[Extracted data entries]
::::::::
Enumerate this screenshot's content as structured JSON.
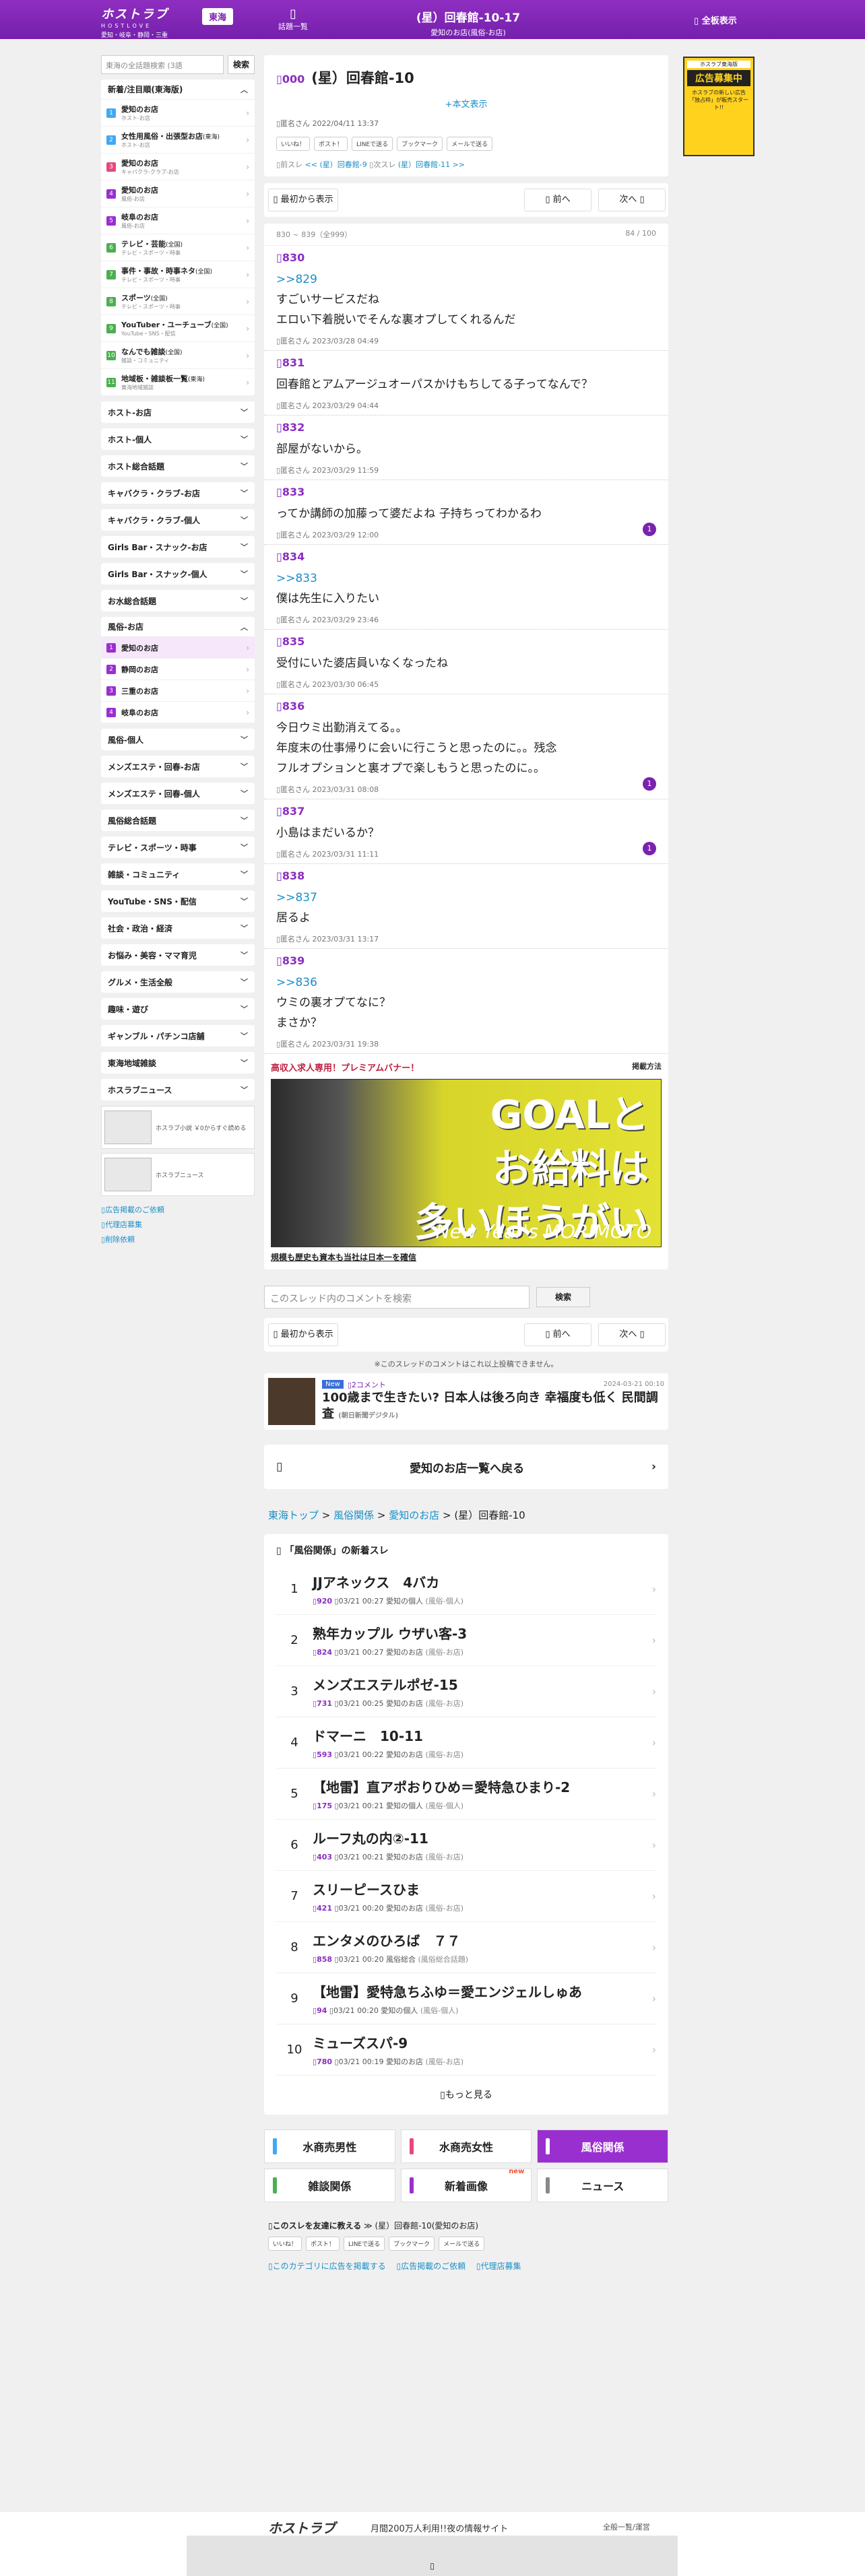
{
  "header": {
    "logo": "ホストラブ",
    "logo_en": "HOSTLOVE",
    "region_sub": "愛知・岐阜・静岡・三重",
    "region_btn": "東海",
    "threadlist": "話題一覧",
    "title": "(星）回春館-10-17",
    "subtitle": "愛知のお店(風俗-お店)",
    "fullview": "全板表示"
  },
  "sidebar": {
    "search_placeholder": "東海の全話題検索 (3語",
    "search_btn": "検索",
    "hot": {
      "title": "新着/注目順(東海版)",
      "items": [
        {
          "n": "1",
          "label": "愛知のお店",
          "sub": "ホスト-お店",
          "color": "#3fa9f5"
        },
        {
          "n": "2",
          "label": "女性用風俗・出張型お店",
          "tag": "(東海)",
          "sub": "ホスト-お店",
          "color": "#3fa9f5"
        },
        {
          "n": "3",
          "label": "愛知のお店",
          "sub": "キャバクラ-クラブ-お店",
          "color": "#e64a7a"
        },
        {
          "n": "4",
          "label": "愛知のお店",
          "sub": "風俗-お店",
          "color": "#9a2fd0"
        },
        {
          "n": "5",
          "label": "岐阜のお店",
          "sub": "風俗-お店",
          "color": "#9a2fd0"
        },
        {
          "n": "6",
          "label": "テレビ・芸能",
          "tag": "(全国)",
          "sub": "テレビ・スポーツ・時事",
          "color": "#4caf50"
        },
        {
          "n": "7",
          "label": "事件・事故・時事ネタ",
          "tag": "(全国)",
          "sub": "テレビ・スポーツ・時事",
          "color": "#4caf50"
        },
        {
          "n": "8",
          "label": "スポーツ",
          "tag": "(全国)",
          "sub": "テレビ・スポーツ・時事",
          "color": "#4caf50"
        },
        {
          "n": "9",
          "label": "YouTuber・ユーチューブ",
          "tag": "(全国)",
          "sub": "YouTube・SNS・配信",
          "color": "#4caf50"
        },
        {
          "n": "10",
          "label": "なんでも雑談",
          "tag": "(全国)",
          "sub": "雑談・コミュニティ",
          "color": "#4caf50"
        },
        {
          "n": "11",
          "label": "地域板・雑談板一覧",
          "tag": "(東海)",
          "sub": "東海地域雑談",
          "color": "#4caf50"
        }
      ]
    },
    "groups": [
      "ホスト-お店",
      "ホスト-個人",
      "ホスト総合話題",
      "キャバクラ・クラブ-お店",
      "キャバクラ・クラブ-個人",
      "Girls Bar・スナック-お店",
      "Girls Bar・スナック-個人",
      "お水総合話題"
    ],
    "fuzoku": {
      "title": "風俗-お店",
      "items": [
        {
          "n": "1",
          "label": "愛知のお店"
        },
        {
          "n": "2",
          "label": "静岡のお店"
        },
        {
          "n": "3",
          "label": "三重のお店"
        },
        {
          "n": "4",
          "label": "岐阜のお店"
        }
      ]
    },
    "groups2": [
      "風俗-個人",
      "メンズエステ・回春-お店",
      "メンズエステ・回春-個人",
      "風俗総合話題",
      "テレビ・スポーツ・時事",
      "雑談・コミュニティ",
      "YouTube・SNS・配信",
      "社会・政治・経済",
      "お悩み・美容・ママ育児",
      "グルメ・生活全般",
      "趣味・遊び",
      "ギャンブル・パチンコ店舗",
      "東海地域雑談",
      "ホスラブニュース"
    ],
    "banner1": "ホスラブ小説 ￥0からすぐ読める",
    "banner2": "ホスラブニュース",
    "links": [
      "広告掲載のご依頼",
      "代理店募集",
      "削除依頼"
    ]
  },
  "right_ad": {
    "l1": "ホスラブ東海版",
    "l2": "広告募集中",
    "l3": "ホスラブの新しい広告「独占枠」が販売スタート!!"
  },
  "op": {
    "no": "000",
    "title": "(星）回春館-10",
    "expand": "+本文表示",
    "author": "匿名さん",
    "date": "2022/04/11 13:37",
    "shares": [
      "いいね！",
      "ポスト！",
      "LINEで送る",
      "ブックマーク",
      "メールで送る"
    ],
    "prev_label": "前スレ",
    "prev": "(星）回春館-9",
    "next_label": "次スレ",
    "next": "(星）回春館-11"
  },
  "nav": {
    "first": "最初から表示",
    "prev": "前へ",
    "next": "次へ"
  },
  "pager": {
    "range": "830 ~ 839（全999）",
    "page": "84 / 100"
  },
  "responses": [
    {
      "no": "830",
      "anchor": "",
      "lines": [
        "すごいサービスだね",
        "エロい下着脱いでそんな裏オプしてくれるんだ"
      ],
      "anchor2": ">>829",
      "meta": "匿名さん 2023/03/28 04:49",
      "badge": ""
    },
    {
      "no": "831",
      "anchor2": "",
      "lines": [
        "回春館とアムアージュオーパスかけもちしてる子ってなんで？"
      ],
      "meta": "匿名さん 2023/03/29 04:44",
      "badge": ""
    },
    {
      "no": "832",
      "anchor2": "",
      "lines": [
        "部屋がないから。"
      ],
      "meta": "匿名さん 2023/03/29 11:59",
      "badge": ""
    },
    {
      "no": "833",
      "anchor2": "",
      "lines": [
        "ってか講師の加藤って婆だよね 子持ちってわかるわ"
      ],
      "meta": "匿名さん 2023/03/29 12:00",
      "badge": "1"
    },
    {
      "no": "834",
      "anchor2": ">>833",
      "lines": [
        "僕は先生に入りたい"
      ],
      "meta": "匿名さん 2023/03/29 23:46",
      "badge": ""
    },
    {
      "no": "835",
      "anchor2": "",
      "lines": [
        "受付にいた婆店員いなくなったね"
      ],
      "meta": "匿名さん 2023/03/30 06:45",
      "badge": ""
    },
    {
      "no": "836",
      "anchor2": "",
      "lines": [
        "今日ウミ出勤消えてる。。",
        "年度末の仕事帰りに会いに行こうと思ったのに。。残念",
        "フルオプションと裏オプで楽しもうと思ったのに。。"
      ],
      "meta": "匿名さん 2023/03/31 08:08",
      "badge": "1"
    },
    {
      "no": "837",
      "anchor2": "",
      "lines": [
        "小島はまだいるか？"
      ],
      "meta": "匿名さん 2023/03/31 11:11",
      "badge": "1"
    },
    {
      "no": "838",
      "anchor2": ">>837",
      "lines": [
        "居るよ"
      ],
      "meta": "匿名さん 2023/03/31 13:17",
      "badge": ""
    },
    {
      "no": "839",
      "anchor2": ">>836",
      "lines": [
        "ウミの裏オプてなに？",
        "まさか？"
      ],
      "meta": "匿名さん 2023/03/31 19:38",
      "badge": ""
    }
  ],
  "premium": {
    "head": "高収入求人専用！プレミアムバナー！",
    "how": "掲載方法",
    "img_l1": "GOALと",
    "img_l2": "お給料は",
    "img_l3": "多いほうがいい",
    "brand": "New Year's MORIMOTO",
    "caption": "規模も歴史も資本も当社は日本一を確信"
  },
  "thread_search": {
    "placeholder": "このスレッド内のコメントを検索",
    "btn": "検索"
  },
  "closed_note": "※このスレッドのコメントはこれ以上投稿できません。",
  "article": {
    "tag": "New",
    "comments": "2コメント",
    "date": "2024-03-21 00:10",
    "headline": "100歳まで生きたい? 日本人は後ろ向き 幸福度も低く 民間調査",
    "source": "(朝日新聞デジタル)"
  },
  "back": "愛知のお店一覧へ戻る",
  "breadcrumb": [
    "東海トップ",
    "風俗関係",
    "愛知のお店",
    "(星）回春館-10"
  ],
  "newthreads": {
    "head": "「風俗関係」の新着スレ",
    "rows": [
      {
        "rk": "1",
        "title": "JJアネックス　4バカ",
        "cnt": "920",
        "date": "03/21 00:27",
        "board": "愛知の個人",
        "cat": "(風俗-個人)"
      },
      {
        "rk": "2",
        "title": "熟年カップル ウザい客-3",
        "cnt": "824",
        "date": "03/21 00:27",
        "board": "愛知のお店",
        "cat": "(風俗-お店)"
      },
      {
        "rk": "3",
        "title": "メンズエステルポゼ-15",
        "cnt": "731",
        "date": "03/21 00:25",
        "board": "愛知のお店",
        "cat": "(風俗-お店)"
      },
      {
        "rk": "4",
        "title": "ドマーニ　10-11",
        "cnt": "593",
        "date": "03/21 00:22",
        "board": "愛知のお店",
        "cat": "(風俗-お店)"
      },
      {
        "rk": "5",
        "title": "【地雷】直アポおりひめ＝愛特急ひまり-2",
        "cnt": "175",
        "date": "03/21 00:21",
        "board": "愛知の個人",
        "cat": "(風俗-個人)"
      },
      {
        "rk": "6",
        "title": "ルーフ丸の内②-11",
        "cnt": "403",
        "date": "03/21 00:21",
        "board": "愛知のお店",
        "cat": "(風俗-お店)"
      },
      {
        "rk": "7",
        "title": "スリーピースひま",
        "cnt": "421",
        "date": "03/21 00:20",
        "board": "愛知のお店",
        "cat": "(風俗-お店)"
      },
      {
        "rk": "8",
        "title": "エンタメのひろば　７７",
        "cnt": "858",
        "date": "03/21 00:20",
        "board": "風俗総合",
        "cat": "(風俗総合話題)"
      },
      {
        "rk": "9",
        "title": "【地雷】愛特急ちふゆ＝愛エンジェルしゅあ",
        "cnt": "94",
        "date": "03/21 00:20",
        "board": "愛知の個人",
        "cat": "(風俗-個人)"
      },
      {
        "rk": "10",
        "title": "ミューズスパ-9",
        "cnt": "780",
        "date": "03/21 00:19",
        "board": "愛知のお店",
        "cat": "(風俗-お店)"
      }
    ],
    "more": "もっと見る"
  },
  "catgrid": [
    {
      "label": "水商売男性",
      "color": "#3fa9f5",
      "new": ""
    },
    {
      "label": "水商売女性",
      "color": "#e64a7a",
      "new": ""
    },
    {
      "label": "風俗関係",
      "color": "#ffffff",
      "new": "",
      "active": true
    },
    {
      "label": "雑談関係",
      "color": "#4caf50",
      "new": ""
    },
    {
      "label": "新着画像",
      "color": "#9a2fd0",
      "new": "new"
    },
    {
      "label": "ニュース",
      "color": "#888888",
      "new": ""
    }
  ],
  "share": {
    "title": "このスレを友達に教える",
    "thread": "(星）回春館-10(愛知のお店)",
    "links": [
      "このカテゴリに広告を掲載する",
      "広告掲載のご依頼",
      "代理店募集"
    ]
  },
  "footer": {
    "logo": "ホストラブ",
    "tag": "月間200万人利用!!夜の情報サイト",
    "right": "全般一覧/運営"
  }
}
::::::::
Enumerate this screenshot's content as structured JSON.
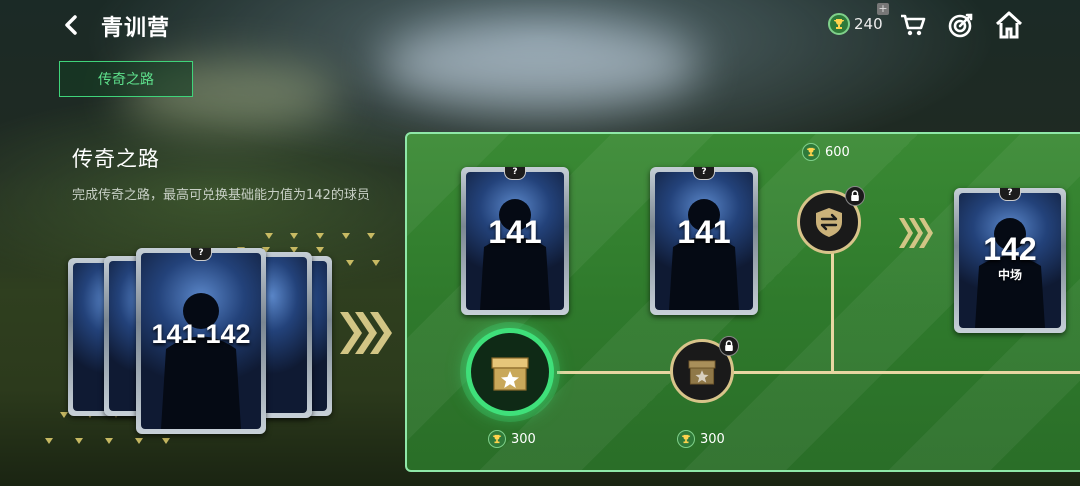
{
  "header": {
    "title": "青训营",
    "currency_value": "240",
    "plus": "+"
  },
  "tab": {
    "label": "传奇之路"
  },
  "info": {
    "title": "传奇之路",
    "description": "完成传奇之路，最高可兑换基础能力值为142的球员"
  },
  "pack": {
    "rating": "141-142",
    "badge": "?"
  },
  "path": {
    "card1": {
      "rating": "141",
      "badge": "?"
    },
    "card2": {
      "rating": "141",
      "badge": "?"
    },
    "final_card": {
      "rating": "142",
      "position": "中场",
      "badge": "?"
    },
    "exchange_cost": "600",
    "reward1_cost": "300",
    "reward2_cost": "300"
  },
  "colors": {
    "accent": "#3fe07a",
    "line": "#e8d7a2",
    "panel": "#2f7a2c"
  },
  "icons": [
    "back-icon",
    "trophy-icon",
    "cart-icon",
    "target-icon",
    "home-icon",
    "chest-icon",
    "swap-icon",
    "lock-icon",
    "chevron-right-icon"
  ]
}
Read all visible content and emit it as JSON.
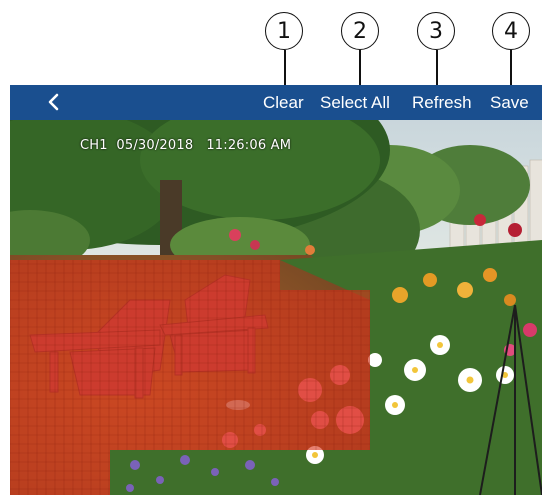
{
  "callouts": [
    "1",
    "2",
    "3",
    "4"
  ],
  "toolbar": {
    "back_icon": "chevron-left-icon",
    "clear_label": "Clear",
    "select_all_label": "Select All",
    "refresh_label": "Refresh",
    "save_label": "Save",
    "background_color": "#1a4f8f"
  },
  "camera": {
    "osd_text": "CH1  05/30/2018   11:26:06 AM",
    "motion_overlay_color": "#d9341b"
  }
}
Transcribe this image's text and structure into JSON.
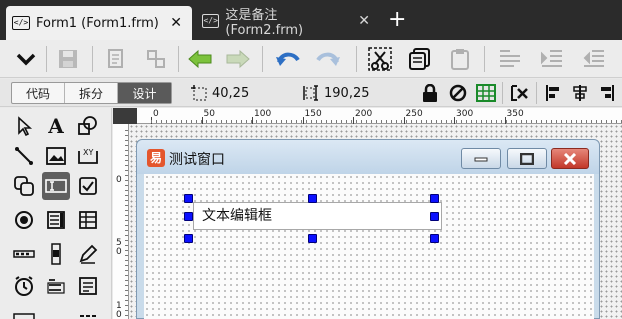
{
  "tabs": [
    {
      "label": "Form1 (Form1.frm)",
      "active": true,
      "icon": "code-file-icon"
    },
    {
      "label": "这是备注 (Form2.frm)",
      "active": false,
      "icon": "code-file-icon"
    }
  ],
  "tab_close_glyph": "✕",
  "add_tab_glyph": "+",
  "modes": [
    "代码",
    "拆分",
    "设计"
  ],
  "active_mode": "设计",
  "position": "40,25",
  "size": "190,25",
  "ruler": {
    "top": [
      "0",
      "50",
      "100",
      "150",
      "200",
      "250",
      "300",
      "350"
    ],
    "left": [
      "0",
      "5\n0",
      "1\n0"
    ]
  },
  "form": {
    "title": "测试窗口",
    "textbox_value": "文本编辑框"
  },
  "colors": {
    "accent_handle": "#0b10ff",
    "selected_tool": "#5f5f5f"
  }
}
::::::::
▸ OBJECTIVE:
Select from the material above each line in which the string "キャバクラ" appears, and list those lines.

▸ CORRECT RESPONSE:
          "sub": "キャバクラ-クラブ-お店",
      "キャバクラ・クラブ-お店",
      "キャバクラ・クラブ-個人",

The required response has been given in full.